REQUIRED WORK:
Extract and list every line that contains the word "Model".

════════════════════

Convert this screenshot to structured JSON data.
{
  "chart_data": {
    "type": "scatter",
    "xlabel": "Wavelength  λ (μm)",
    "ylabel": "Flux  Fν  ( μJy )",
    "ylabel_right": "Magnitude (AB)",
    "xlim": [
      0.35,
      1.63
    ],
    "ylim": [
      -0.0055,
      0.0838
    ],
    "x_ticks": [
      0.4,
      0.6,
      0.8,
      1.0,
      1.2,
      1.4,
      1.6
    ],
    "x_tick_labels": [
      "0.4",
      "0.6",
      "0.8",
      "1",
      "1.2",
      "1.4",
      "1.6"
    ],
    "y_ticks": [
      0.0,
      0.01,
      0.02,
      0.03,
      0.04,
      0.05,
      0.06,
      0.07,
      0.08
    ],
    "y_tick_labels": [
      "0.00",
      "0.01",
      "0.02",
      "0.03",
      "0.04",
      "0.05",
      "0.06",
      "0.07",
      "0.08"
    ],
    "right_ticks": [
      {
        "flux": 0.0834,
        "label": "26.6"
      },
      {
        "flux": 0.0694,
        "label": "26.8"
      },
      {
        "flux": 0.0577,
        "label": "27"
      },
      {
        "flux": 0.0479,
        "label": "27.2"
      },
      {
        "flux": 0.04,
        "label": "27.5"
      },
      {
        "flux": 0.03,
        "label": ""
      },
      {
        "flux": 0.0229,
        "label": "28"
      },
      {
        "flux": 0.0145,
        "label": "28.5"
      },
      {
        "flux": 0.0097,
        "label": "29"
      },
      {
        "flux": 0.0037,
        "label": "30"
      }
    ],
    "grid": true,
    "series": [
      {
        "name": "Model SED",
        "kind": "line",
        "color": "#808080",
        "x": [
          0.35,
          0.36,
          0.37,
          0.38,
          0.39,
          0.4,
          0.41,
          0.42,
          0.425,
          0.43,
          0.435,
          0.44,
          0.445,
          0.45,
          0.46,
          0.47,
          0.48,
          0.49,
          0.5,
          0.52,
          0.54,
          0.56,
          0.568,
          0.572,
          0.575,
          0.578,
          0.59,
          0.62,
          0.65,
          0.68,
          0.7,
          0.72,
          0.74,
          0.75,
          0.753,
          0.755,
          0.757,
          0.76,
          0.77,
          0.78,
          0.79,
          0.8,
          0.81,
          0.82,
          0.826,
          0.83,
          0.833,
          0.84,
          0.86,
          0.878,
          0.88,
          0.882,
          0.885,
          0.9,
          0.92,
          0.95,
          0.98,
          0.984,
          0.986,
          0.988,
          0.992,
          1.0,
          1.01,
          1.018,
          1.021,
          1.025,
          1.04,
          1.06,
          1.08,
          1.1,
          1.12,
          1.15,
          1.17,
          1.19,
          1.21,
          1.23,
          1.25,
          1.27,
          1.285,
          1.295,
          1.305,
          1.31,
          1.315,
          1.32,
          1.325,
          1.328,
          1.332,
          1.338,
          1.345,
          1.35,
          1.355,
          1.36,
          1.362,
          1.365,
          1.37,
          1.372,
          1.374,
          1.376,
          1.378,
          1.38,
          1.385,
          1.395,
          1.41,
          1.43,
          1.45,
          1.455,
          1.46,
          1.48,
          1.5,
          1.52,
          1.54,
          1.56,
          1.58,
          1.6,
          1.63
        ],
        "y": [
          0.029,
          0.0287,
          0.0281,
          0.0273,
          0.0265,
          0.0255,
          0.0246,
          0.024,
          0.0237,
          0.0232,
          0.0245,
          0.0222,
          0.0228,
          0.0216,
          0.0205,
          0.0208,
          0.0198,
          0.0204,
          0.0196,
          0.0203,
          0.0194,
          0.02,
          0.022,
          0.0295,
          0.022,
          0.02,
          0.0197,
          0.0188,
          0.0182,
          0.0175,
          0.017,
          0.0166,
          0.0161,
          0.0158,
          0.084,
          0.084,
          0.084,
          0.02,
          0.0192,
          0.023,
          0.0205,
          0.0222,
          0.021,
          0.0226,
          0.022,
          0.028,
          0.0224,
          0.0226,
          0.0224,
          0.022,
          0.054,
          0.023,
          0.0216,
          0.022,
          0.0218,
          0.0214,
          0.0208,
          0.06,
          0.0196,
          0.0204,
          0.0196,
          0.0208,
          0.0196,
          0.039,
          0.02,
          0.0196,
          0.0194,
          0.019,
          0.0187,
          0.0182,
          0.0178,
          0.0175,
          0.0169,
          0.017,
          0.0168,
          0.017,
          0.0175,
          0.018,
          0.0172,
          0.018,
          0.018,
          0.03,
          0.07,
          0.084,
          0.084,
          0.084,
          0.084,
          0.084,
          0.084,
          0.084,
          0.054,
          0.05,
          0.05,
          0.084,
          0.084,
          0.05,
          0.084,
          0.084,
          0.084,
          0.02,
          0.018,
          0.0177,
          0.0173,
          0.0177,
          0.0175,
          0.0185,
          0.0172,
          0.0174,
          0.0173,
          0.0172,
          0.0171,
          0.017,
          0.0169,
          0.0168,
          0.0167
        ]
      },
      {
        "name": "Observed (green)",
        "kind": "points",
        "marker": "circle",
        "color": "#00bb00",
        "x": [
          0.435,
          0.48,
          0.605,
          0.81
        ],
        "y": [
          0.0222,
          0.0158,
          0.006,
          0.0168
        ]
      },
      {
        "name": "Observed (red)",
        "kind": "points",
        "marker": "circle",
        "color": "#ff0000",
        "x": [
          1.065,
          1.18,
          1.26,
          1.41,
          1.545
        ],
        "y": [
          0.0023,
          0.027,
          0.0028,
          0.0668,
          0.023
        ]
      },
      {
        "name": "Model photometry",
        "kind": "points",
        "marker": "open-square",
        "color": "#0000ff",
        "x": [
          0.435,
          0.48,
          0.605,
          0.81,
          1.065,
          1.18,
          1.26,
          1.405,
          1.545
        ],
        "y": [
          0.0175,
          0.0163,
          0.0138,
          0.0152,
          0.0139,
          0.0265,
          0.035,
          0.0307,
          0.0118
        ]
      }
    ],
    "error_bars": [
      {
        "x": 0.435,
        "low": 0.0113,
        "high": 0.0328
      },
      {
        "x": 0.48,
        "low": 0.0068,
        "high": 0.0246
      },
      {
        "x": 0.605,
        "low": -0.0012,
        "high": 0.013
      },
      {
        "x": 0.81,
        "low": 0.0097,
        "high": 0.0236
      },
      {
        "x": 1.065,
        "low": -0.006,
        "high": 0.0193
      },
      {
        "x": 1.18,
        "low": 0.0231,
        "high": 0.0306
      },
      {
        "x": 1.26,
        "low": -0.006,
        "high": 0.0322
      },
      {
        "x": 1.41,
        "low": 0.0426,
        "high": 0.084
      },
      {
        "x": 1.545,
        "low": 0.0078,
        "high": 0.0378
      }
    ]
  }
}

════════════════════

RESULT BELOW:
        "name": "Model SED",
        "name": "Model photometry",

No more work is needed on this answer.